Repeat the material exactly, every line of it.

>> start STORED DATA

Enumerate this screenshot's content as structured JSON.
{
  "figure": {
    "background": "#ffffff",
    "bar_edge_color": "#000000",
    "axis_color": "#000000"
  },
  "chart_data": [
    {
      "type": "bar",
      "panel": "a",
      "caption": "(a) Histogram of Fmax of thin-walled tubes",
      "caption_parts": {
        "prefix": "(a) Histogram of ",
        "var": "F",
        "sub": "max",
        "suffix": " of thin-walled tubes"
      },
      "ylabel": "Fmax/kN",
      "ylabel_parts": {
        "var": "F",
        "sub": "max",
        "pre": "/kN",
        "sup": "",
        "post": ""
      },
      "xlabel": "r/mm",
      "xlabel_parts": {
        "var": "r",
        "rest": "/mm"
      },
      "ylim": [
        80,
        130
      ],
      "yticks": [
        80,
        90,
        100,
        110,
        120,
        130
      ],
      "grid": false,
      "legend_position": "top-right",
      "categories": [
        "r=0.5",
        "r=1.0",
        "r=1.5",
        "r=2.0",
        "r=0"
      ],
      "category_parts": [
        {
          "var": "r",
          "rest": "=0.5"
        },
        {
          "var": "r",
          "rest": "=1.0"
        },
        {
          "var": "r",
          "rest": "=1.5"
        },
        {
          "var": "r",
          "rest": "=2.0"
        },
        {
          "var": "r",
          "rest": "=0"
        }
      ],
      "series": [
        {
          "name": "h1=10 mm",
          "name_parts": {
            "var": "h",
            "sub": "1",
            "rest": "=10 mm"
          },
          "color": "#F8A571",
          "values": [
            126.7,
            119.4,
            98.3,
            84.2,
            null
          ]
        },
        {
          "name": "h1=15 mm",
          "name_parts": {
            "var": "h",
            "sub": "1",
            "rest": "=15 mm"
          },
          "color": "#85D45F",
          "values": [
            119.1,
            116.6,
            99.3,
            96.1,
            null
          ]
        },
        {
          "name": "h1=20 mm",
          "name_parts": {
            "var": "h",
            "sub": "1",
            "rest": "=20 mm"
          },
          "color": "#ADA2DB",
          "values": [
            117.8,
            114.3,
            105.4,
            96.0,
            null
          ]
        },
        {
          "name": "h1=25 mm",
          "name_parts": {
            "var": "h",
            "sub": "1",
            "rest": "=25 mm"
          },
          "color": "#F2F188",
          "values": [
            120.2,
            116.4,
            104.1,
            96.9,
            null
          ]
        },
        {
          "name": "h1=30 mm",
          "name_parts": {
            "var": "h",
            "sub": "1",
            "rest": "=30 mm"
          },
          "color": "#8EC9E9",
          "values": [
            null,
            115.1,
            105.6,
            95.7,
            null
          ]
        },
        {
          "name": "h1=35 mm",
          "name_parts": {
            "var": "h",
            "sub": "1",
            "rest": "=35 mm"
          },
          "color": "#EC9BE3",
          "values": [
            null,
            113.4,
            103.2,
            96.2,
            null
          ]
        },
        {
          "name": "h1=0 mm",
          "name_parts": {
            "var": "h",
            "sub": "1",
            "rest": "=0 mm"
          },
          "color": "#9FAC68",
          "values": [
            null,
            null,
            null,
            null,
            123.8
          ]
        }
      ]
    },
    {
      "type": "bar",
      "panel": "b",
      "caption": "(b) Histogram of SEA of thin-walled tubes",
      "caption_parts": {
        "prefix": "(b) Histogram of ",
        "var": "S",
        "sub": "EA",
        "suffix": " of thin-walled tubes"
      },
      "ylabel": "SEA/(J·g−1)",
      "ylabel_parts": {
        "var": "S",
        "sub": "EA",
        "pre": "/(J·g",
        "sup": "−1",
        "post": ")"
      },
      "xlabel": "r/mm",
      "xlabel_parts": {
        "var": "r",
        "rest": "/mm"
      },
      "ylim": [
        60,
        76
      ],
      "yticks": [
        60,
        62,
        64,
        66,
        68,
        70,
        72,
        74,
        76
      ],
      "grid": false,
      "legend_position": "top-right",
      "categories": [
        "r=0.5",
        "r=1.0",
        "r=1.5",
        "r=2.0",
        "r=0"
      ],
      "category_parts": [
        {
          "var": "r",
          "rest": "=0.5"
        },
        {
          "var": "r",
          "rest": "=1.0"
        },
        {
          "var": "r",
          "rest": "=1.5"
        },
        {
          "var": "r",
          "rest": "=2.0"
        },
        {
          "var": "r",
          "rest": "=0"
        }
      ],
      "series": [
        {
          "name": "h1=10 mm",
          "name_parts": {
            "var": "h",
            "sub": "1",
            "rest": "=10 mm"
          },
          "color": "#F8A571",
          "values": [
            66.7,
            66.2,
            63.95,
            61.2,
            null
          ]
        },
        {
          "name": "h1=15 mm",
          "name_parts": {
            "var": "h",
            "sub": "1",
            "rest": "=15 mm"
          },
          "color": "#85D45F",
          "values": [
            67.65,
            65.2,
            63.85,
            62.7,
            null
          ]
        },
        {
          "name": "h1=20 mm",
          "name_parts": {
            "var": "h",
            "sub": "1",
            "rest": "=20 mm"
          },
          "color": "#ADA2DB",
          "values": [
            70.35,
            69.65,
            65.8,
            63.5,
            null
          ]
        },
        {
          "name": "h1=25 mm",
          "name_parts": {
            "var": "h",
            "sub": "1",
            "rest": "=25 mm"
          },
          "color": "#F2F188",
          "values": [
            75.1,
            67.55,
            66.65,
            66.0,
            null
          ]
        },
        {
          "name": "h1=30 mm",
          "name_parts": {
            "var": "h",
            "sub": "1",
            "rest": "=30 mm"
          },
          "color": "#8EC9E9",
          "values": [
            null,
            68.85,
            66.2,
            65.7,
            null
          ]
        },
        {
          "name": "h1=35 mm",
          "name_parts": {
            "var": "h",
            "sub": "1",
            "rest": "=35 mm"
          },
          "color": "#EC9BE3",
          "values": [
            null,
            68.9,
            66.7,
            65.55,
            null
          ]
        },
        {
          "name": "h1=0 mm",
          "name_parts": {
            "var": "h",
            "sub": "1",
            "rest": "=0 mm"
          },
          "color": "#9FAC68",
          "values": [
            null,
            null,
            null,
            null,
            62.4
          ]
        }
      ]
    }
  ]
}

>> end STORED DATA

--- WRITTEN SOLUTION ---
Enumerate this screenshot's content as structured JSON.
{
  "figure": {
    "background": "#ffffff",
    "bar_edge_color": "#000000",
    "axis_color": "#000000"
  },
  "chart_data": [
    {
      "type": "bar",
      "panel": "a",
      "caption": "(a) Histogram of Fmax of thin-walled tubes",
      "caption_parts": {
        "prefix": "(a) Histogram of ",
        "var": "F",
        "sub": "max",
        "suffix": " of thin-walled tubes"
      },
      "ylabel": "Fmax/kN",
      "ylabel_parts": {
        "var": "F",
        "sub": "max",
        "pre": "/kN",
        "sup": "",
        "post": ""
      },
      "xlabel": "r/mm",
      "xlabel_parts": {
        "var": "r",
        "rest": "/mm"
      },
      "ylim": [
        80,
        130
      ],
      "yticks": [
        80,
        90,
        100,
        110,
        120,
        130
      ],
      "grid": false,
      "legend_position": "top-right",
      "categories": [
        "r=0.5",
        "r=1.0",
        "r=1.5",
        "r=2.0",
        "r=0"
      ],
      "category_parts": [
        {
          "var": "r",
          "rest": "=0.5"
        },
        {
          "var": "r",
          "rest": "=1.0"
        },
        {
          "var": "r",
          "rest": "=1.5"
        },
        {
          "var": "r",
          "rest": "=2.0"
        },
        {
          "var": "r",
          "rest": "=0"
        }
      ],
      "series": [
        {
          "name": "h1=10 mm",
          "name_parts": {
            "var": "h",
            "sub": "1",
            "rest": "=10 mm"
          },
          "color": "#F8A571",
          "values": [
            126.7,
            119.4,
            98.3,
            84.2,
            null
          ]
        },
        {
          "name": "h1=15 mm",
          "name_parts": {
            "var": "h",
            "sub": "1",
            "rest": "=15 mm"
          },
          "color": "#85D45F",
          "values": [
            119.1,
            116.6,
            99.3,
            96.1,
            null
          ]
        },
        {
          "name": "h1=20 mm",
          "name_parts": {
            "var": "h",
            "sub": "1",
            "rest": "=20 mm"
          },
          "color": "#ADA2DB",
          "values": [
            117.8,
            114.3,
            105.4,
            96.0,
            null
          ]
        },
        {
          "name": "h1=25 mm",
          "name_parts": {
            "var": "h",
            "sub": "1",
            "rest": "=25 mm"
          },
          "color": "#F2F188",
          "values": [
            120.2,
            116.4,
            104.1,
            96.9,
            null
          ]
        },
        {
          "name": "h1=30 mm",
          "name_parts": {
            "var": "h",
            "sub": "1",
            "rest": "=30 mm"
          },
          "color": "#8EC9E9",
          "values": [
            null,
            115.1,
            105.6,
            95.7,
            null
          ]
        },
        {
          "name": "h1=35 mm",
          "name_parts": {
            "var": "h",
            "sub": "1",
            "rest": "=35 mm"
          },
          "color": "#EC9BE3",
          "values": [
            null,
            113.4,
            103.2,
            96.2,
            null
          ]
        },
        {
          "name": "h1=0 mm",
          "name_parts": {
            "var": "h",
            "sub": "1",
            "rest": "=0 mm"
          },
          "color": "#9FAC68",
          "values": [
            null,
            null,
            null,
            null,
            123.8
          ]
        }
      ]
    },
    {
      "type": "bar",
      "panel": "b",
      "caption": "(b) Histogram of SEA of thin-walled tubes",
      "caption_parts": {
        "prefix": "(b) Histogram of ",
        "var": "S",
        "sub": "EA",
        "suffix": " of thin-walled tubes"
      },
      "ylabel": "SEA/(J·g−1)",
      "ylabel_parts": {
        "var": "S",
        "sub": "EA",
        "pre": "/(J·g",
        "sup": "−1",
        "post": ")"
      },
      "xlabel": "r/mm",
      "xlabel_parts": {
        "var": "r",
        "rest": "/mm"
      },
      "ylim": [
        60,
        76
      ],
      "yticks": [
        60,
        62,
        64,
        66,
        68,
        70,
        72,
        74,
        76
      ],
      "grid": false,
      "legend_position": "top-right",
      "categories": [
        "r=0.5",
        "r=1.0",
        "r=1.5",
        "r=2.0",
        "r=0"
      ],
      "category_parts": [
        {
          "var": "r",
          "rest": "=0.5"
        },
        {
          "var": "r",
          "rest": "=1.0"
        },
        {
          "var": "r",
          "rest": "=1.5"
        },
        {
          "var": "r",
          "rest": "=2.0"
        },
        {
          "var": "r",
          "rest": "=0"
        }
      ],
      "series": [
        {
          "name": "h1=10 mm",
          "name_parts": {
            "var": "h",
            "sub": "1",
            "rest": "=10 mm"
          },
          "color": "#F8A571",
          "values": [
            66.7,
            66.2,
            63.95,
            61.2,
            null
          ]
        },
        {
          "name": "h1=15 mm",
          "name_parts": {
            "var": "h",
            "sub": "1",
            "rest": "=15 mm"
          },
          "color": "#85D45F",
          "values": [
            67.65,
            65.2,
            63.85,
            62.7,
            null
          ]
        },
        {
          "name": "h1=20 mm",
          "name_parts": {
            "var": "h",
            "sub": "1",
            "rest": "=20 mm"
          },
          "color": "#ADA2DB",
          "values": [
            70.35,
            69.65,
            65.8,
            63.5,
            null
          ]
        },
        {
          "name": "h1=25 mm",
          "name_parts": {
            "var": "h",
            "sub": "1",
            "rest": "=25 mm"
          },
          "color": "#F2F188",
          "values": [
            75.1,
            67.55,
            66.65,
            66.0,
            null
          ]
        },
        {
          "name": "h1=30 mm",
          "name_parts": {
            "var": "h",
            "sub": "1",
            "rest": "=30 mm"
          },
          "color": "#8EC9E9",
          "values": [
            null,
            68.85,
            66.2,
            65.7,
            null
          ]
        },
        {
          "name": "h1=35 mm",
          "name_parts": {
            "var": "h",
            "sub": "1",
            "rest": "=35 mm"
          },
          "color": "#EC9BE3",
          "values": [
            null,
            68.9,
            66.7,
            65.55,
            null
          ]
        },
        {
          "name": "h1=0 mm",
          "name_parts": {
            "var": "h",
            "sub": "1",
            "rest": "=0 mm"
          },
          "color": "#9FAC68",
          "values": [
            null,
            null,
            null,
            null,
            62.4
          ]
        }
      ]
    }
  ]
}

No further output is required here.